### Data lines
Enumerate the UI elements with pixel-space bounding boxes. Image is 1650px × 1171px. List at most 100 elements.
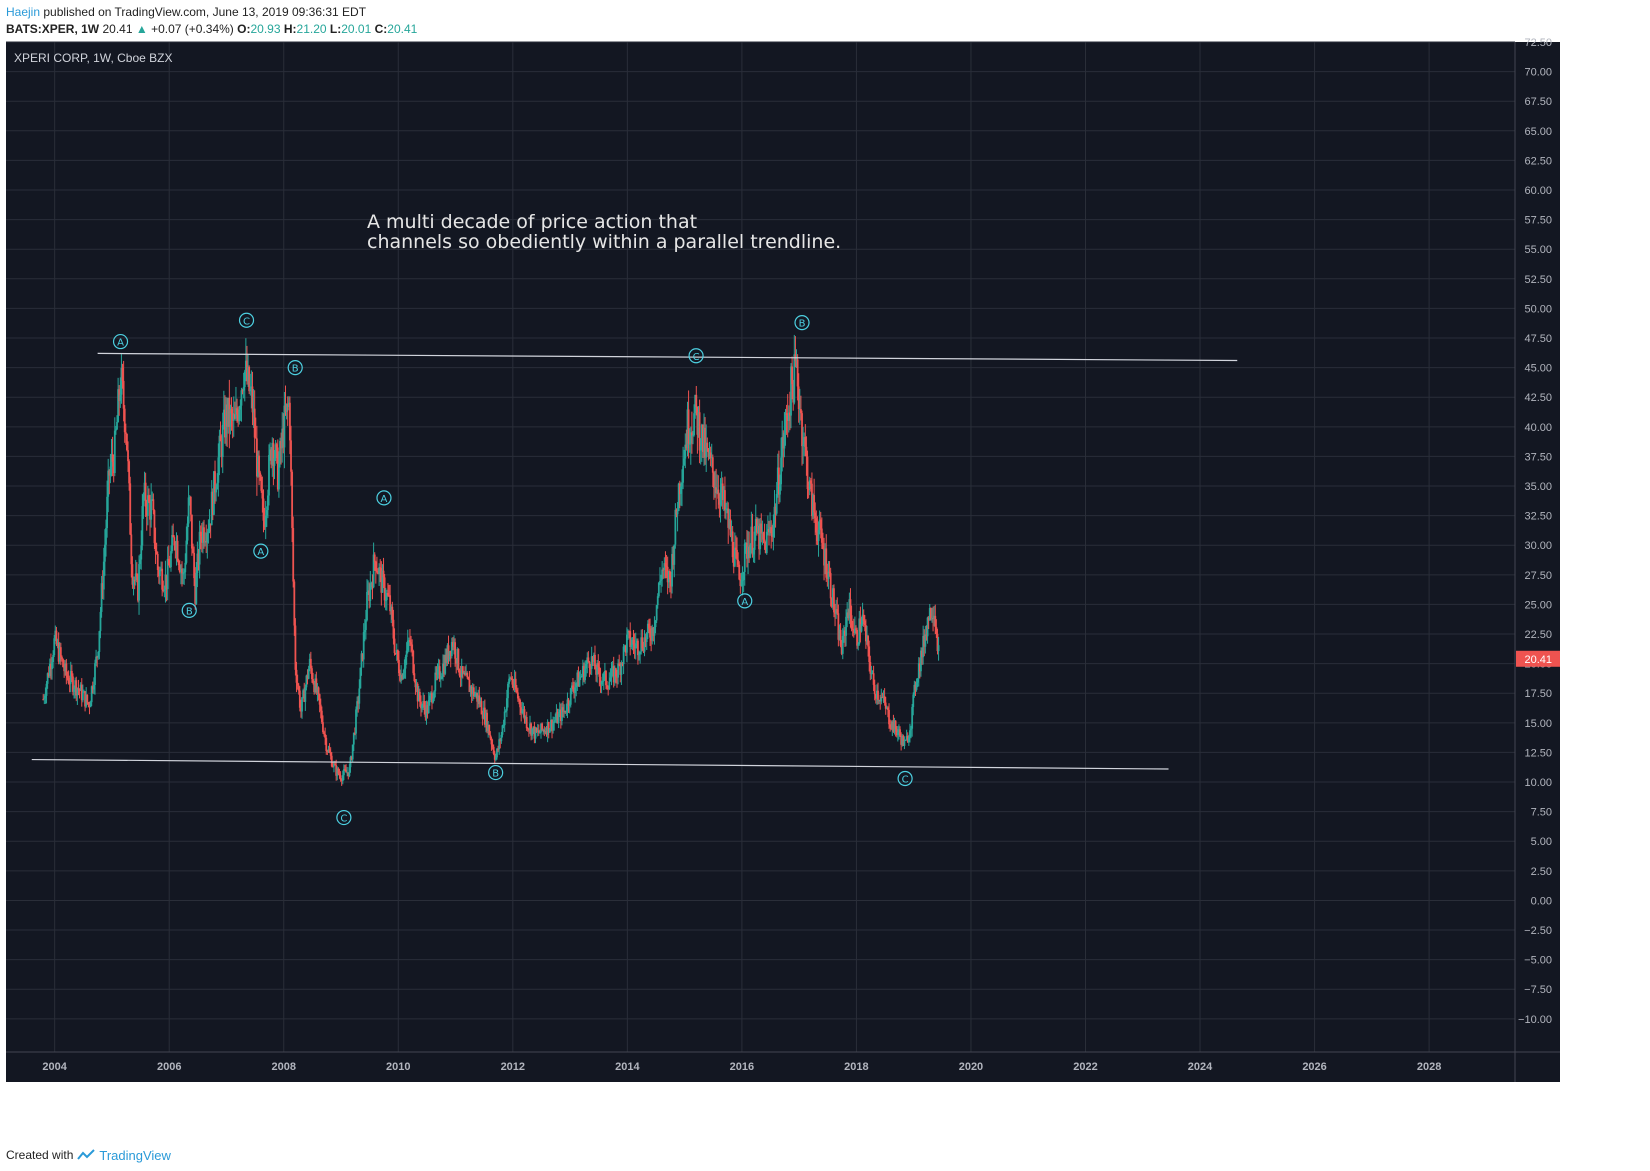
candle-body (127, 450, 129, 462)
candle-body (53, 638, 56, 655)
candle-body (131, 564, 134, 585)
candle-body (238, 409, 241, 422)
trendline[interactable] (31, 758, 1169, 770)
tradingview-brand-link[interactable]: TradingView (99, 1147, 171, 1163)
time-tick-label: 2004 (42, 1061, 67, 1073)
candle-body (709, 452, 712, 459)
candle-body (307, 668, 310, 679)
candle-body (623, 645, 626, 647)
candle-body (305, 675, 308, 688)
time-axis[interactable]: 2004 2006 2008 2010 2012 2014 2016 2018 2020 2022… (42, 1061, 1441, 1073)
candle-body (88, 704, 91, 708)
candle-body (792, 384, 795, 403)
candle-body (777, 467, 780, 495)
candle-body (746, 543, 748, 559)
candle-body (157, 570, 160, 577)
candle-body (631, 639, 634, 646)
candle-body (672, 553, 675, 565)
candle-body (931, 618, 933, 620)
candle-body (507, 683, 509, 699)
candle-body (258, 455, 260, 473)
candle-body (94, 663, 96, 685)
candle-body (500, 734, 503, 742)
candle-body (781, 436, 784, 458)
wave-label-c: C (897, 770, 913, 787)
candle-body (635, 640, 638, 644)
candle-body (425, 705, 428, 718)
wave-label-circle (897, 770, 913, 787)
candle-body (815, 518, 818, 533)
candle-body (591, 656, 594, 662)
plot-area[interactable] (6, 42, 1560, 1082)
candle-body (890, 727, 893, 730)
candle-body (339, 775, 342, 780)
time-tick-label: 2006 (157, 1061, 181, 1073)
candle-body (531, 728, 534, 736)
created-with-text: Created with (6, 1148, 74, 1162)
candle-body (355, 709, 357, 734)
wave-label-b: B (488, 764, 504, 781)
candle-body (192, 548, 194, 553)
candle-body (755, 518, 758, 533)
price-tick-label: 37.50 (1524, 451, 1552, 463)
candle-body (202, 527, 204, 543)
candle-body (132, 579, 135, 585)
candle-body (398, 659, 400, 674)
candle-body (535, 728, 538, 732)
candle-body (417, 691, 420, 702)
trendline[interactable] (97, 352, 1238, 362)
candle-body (112, 461, 115, 474)
candle-body (881, 696, 884, 698)
candle-body (676, 511, 679, 515)
candle-body (868, 646, 871, 663)
candle-body (607, 687, 610, 690)
candle-body (839, 629, 842, 646)
candle-body (616, 676, 618, 678)
candle-body (644, 637, 647, 642)
candle-body (151, 499, 154, 501)
candle-body (753, 531, 756, 550)
candle-body (762, 532, 765, 540)
candle-body (137, 576, 139, 601)
candle-body (175, 540, 178, 551)
price-tick-label: 72.50 (1524, 37, 1552, 49)
candle-body (61, 656, 63, 660)
candle-body (315, 678, 318, 693)
price-axis[interactable]: 72.50 70.00 67.50 65.00 62.50 60.00 57.50 55.00… (1518, 37, 1552, 1026)
candle-body (358, 688, 361, 704)
candle-body (518, 698, 520, 700)
candle-body (432, 698, 434, 703)
author-link[interactable]: Haejin (6, 5, 41, 19)
candle-body (732, 557, 735, 567)
candle-body (78, 689, 81, 691)
candle-body (924, 634, 927, 647)
candle-body (736, 549, 738, 560)
wave-label-b: B (181, 602, 197, 618)
candle-body (724, 490, 726, 510)
candle-body (416, 683, 419, 702)
candle-body (567, 699, 570, 706)
wave-label-circle (238, 312, 255, 328)
candle-body (139, 559, 142, 565)
wave-label-c: C (336, 809, 352, 826)
candle-body (433, 691, 436, 699)
candle-body (224, 409, 226, 438)
candle-body (674, 509, 677, 545)
price-tick-label: 55.00 (1524, 244, 1552, 256)
wave-label-text: A (381, 494, 388, 505)
candle-body (863, 620, 866, 626)
candle-body (204, 541, 207, 543)
candle-body (457, 648, 460, 671)
candle-body (719, 492, 722, 505)
candle-body (133, 579, 136, 581)
candle-body (590, 656, 593, 669)
candle-body (426, 705, 429, 714)
candle-body (516, 692, 519, 699)
candle-body (633, 644, 636, 649)
last-price-tag-text: 20.41 (1524, 654, 1552, 666)
trendlines[interactable] (31, 352, 1238, 770)
candle-body (775, 493, 778, 514)
candle-body (575, 683, 578, 688)
price-tick-label: 45.00 (1524, 363, 1552, 375)
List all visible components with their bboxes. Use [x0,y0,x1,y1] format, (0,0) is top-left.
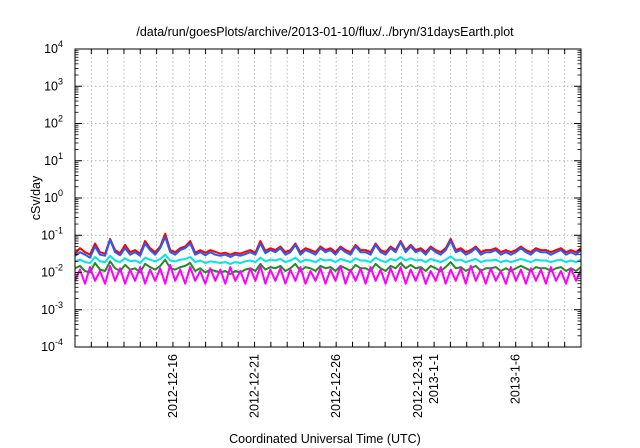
y-tick-label: 103 [44,76,63,93]
y-tick-labels: 10-4 10-3 10-2 10-1 100 101 102 103 104 [41,39,63,354]
y-tick-label: 10-3 [41,300,63,317]
series-lines [74,232,582,285]
tick-marks [75,49,581,347]
y-tick-label: 104 [44,39,63,56]
x-tick-label: 2012-12-21 [248,354,262,418]
plot-border [74,48,582,348]
y-axis-label: cSv/day [29,175,43,220]
x-tick-label: 2013-1-1 [427,354,441,404]
x-tick-label: 2013-1-6 [509,354,523,404]
chart-title: /data/run/goesPlots/archive/2013-01-10/f… [136,25,514,39]
x-tick-label: 2012-12-31 [411,354,425,418]
series-line [74,258,582,276]
y-tick-label: 102 [44,114,63,131]
series-line [74,263,582,285]
series-line [74,232,582,256]
x-tick-label: 2012-12-26 [329,354,343,418]
x-tick-labels: 2012-12-16 2012-12-21 2012-12-26 2012-12-31… [166,354,523,418]
x-axis-label: Coordinated Universal Time (UTC) [229,432,421,446]
y-tick-label: 100 [44,188,63,205]
y-tick-label: 101 [44,151,63,168]
grid [75,49,581,347]
y-tick-label: 10-4 [41,337,63,354]
series-line [74,253,582,265]
series-line [74,236,582,259]
y-tick-label: 10-1 [41,225,63,242]
x-tick-label: 2012-12-16 [166,354,180,418]
y-tick-label: 10-2 [41,263,63,280]
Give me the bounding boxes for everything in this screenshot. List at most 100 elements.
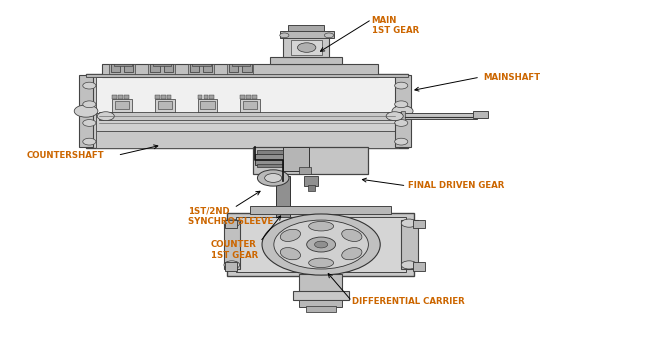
Text: 1ST/2ND
SYNCHRO SLEEVE: 1ST/2ND SYNCHRO SLEEVE: [188, 206, 273, 225]
Text: COUNTER
1ST GEAR: COUNTER 1ST GEAR: [211, 240, 258, 260]
Circle shape: [262, 214, 380, 275]
Bar: [192, 63, 211, 66]
Bar: [276, 176, 290, 220]
Circle shape: [395, 138, 408, 145]
Bar: [203, 63, 212, 72]
Bar: [253, 147, 368, 174]
Bar: [392, 113, 477, 119]
Bar: [280, 31, 334, 38]
Bar: [96, 131, 398, 148]
Bar: [188, 63, 214, 77]
Bar: [240, 99, 260, 112]
Bar: [401, 111, 405, 121]
Bar: [225, 262, 237, 271]
Circle shape: [74, 105, 98, 117]
Bar: [474, 111, 488, 118]
Bar: [283, 36, 329, 57]
Bar: [80, 75, 93, 147]
Bar: [115, 101, 130, 109]
Bar: [255, 153, 285, 165]
Bar: [153, 63, 172, 66]
Bar: [413, 220, 425, 228]
Bar: [257, 150, 283, 153]
Bar: [308, 185, 315, 191]
Bar: [103, 63, 378, 77]
Text: MAINSHAFT: MAINSHAFT: [484, 73, 540, 81]
Circle shape: [83, 101, 96, 108]
Bar: [288, 25, 324, 31]
Bar: [96, 77, 398, 113]
Circle shape: [274, 220, 368, 269]
Bar: [197, 95, 202, 99]
Bar: [113, 95, 117, 99]
Bar: [242, 63, 251, 72]
Bar: [299, 299, 342, 307]
Circle shape: [97, 112, 114, 121]
Bar: [306, 306, 336, 312]
Circle shape: [307, 237, 336, 252]
Text: MAIN
1ST GEAR: MAIN 1ST GEAR: [372, 16, 419, 35]
Bar: [200, 101, 215, 109]
Circle shape: [224, 261, 240, 269]
Bar: [155, 95, 160, 99]
Bar: [86, 74, 408, 77]
Bar: [124, 95, 129, 99]
Text: DIFFERENTIAL CARRIER: DIFFERENTIAL CARRIER: [352, 297, 465, 306]
Polygon shape: [474, 113, 477, 117]
Circle shape: [401, 261, 417, 269]
Bar: [291, 40, 322, 55]
Bar: [114, 63, 132, 66]
Bar: [224, 220, 240, 269]
Circle shape: [224, 219, 240, 227]
Ellipse shape: [280, 229, 301, 241]
Bar: [401, 220, 418, 269]
Ellipse shape: [309, 258, 334, 268]
Bar: [161, 95, 166, 99]
Bar: [113, 99, 132, 112]
Bar: [293, 292, 349, 300]
Bar: [236, 217, 407, 272]
Bar: [304, 176, 318, 186]
Bar: [246, 95, 251, 99]
Bar: [155, 99, 174, 112]
Bar: [118, 95, 123, 99]
Circle shape: [395, 120, 408, 127]
Circle shape: [324, 33, 334, 38]
Ellipse shape: [309, 221, 334, 231]
Circle shape: [83, 82, 96, 89]
Bar: [299, 167, 311, 174]
Bar: [124, 63, 134, 72]
Circle shape: [395, 101, 408, 108]
Bar: [240, 95, 245, 99]
Circle shape: [257, 170, 289, 186]
Bar: [270, 57, 342, 63]
Bar: [252, 95, 257, 99]
Bar: [190, 63, 199, 72]
Bar: [243, 101, 257, 109]
Bar: [197, 99, 217, 112]
Bar: [395, 75, 411, 147]
Circle shape: [83, 120, 96, 127]
Circle shape: [401, 219, 417, 227]
Bar: [164, 63, 173, 72]
Bar: [257, 164, 283, 167]
Circle shape: [265, 174, 282, 182]
Bar: [229, 63, 238, 72]
Bar: [167, 95, 172, 99]
Text: FINAL DRIVEN GEAR: FINAL DRIVEN GEAR: [408, 181, 504, 190]
Bar: [111, 63, 120, 72]
Bar: [283, 147, 309, 170]
Bar: [149, 63, 174, 77]
Circle shape: [280, 33, 289, 38]
Circle shape: [392, 106, 413, 117]
Bar: [96, 113, 398, 131]
Bar: [86, 74, 408, 148]
Bar: [413, 262, 425, 271]
Ellipse shape: [342, 248, 362, 260]
Circle shape: [395, 82, 408, 89]
Circle shape: [386, 112, 403, 121]
Bar: [227, 63, 253, 77]
Bar: [232, 63, 250, 66]
Bar: [225, 220, 237, 228]
Ellipse shape: [342, 229, 362, 241]
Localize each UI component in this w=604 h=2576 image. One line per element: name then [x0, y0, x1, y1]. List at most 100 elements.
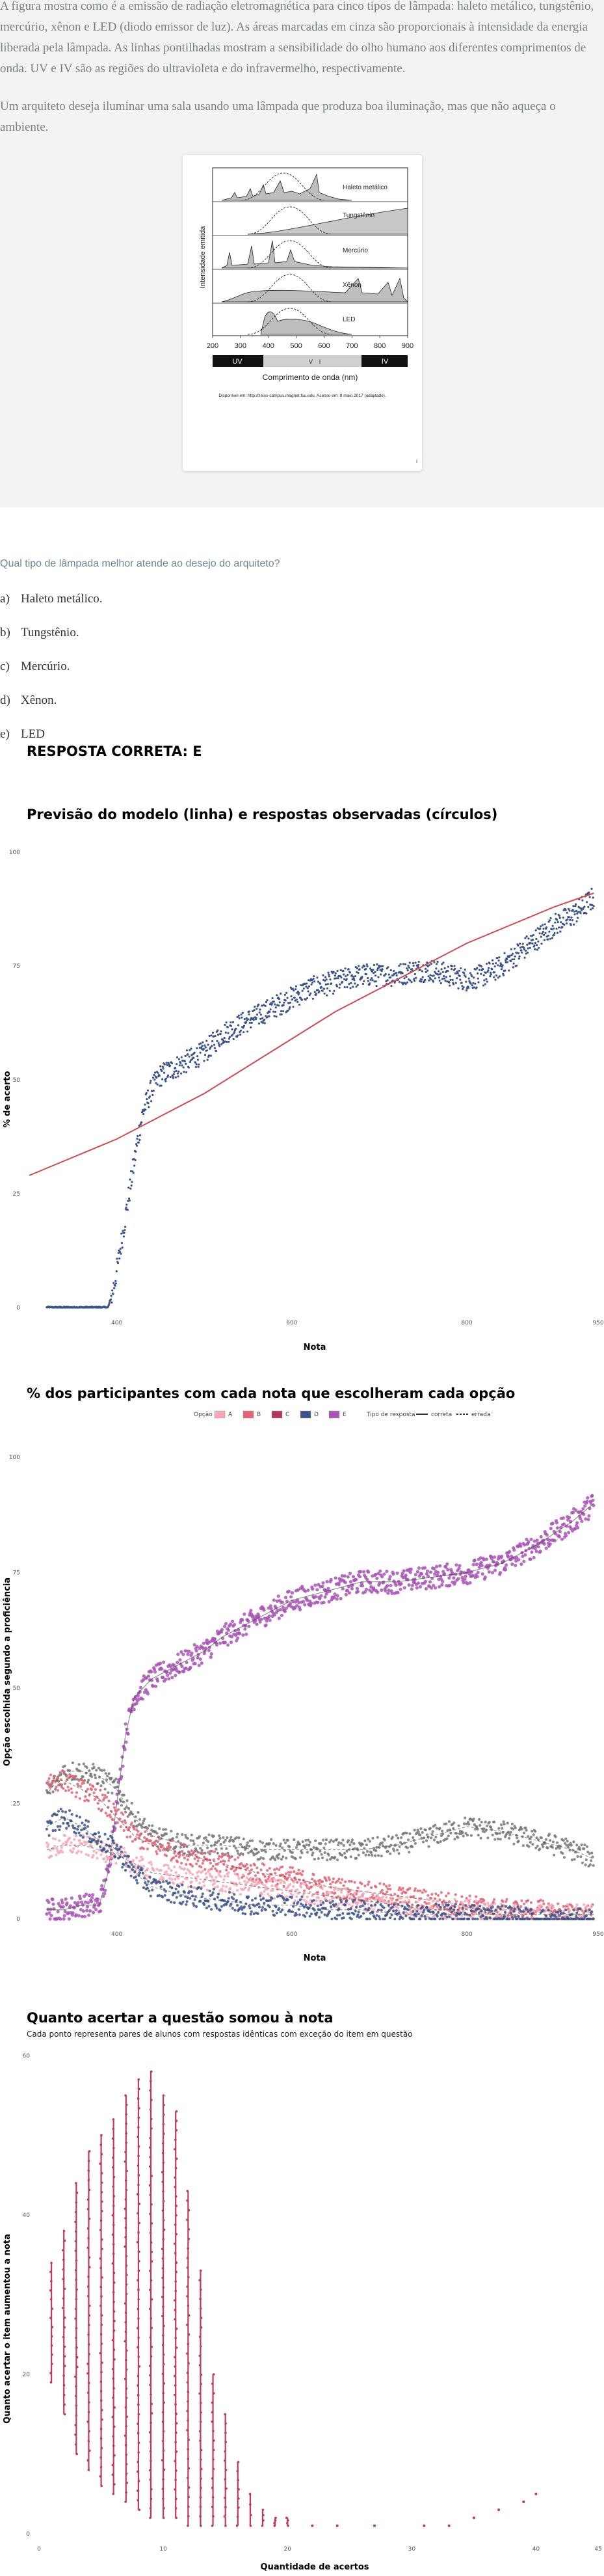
observed-point [111, 1301, 113, 1304]
observed-point [200, 1042, 202, 1045]
series-point [66, 1911, 70, 1914]
series-point [74, 1913, 78, 1917]
series-point [286, 1876, 289, 1879]
series-point [545, 1533, 549, 1537]
observed-point [577, 917, 579, 919]
observed-point [527, 951, 529, 954]
observed-point [553, 933, 555, 936]
series-point [173, 1901, 176, 1904]
alternative-b[interactable]: b) Tungstênio. [0, 626, 79, 640]
observed-point [298, 1003, 301, 1006]
observed-point [590, 908, 592, 911]
observed-point [399, 963, 402, 965]
series-point [397, 1907, 400, 1910]
series-point [484, 1909, 487, 1912]
observed-point [583, 906, 586, 908]
alternative-a[interactable]: a) Haleto metálico. [0, 592, 103, 606]
series-point [520, 1827, 523, 1831]
series-point [175, 1896, 178, 1899]
series-point [368, 1897, 371, 1901]
alternative-e[interactable]: e) LED [0, 727, 45, 742]
observed-point [342, 969, 345, 973]
observed-point [389, 969, 392, 972]
observed-point [460, 982, 463, 984]
observed-point [213, 1043, 216, 1046]
series-point [246, 1866, 249, 1870]
observed-point [451, 978, 454, 981]
series-point [290, 1896, 293, 1899]
observed-point [284, 999, 287, 1002]
gain-point [86, 2285, 90, 2288]
series-point [404, 1891, 408, 1894]
series-point [204, 1851, 207, 1855]
series-point [249, 1912, 252, 1916]
series-point [54, 1788, 57, 1791]
observed-point [487, 969, 490, 972]
series-point [374, 1903, 377, 1907]
series-point [492, 1560, 496, 1564]
series-point [444, 1565, 448, 1569]
gain-point [74, 2375, 77, 2378]
alternative-c[interactable]: c) Mercúrio. [0, 660, 70, 674]
gain-point [62, 2277, 65, 2281]
series-point [347, 1591, 352, 1595]
series-point [72, 1847, 75, 1850]
observed-point [183, 1060, 186, 1063]
gain-point [101, 2361, 103, 2364]
series-point [181, 1900, 185, 1903]
series-point [402, 1842, 406, 1845]
series-point [123, 1855, 126, 1858]
series-point [259, 1898, 263, 1901]
observed-point [293, 989, 295, 992]
series-point [380, 1575, 384, 1579]
series-point [293, 1870, 296, 1873]
series-point [204, 1872, 207, 1875]
series-point [158, 1837, 161, 1840]
series-point [293, 1901, 296, 1905]
observed-point [574, 905, 577, 907]
series-point [70, 1896, 73, 1900]
observed-point [288, 1008, 291, 1010]
observed-point [124, 1229, 126, 1231]
observed-point [421, 978, 423, 981]
series-point [136, 1881, 139, 1885]
series-point [534, 1550, 538, 1553]
series-point [570, 1912, 574, 1916]
series-point [168, 1881, 171, 1885]
observed-point [514, 947, 516, 950]
series-point [582, 1512, 586, 1516]
gain-point [100, 2324, 103, 2326]
observed-point [274, 1003, 276, 1006]
observed-point [534, 929, 537, 932]
series-point [137, 1866, 140, 1870]
series-point [437, 1911, 440, 1914]
series-point [141, 1872, 144, 1875]
series-point [335, 1879, 339, 1883]
observed-point [344, 967, 347, 970]
series-point [150, 1863, 153, 1866]
series-point [506, 1821, 509, 1825]
series-point [353, 1898, 356, 1901]
series-point [339, 1596, 343, 1601]
y-tick-label: 75 [13, 963, 20, 970]
gain-point [50, 2280, 53, 2283]
observed-point [408, 961, 411, 964]
observed-point [540, 935, 542, 938]
series-point [61, 1850, 64, 1853]
series-point [87, 1799, 90, 1803]
series-point [311, 1877, 314, 1881]
series-point [153, 1684, 158, 1688]
observed-point [179, 1062, 182, 1065]
observed-point [304, 999, 307, 1001]
alternative-d[interactable]: d) Xênon. [0, 693, 57, 708]
series-point [85, 1853, 88, 1856]
series-point [103, 1847, 106, 1851]
series-point [283, 1881, 286, 1885]
series-point [450, 1911, 453, 1914]
observed-point [445, 976, 448, 978]
series-point [135, 1879, 138, 1882]
series-point [430, 1892, 434, 1896]
series-point [138, 1872, 141, 1875]
series-point [81, 1779, 85, 1782]
series-point [329, 1901, 332, 1905]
######
Goal of the exercise
Count the lines of the material that contain the string "wave", and reply with only that number.

Complete response
7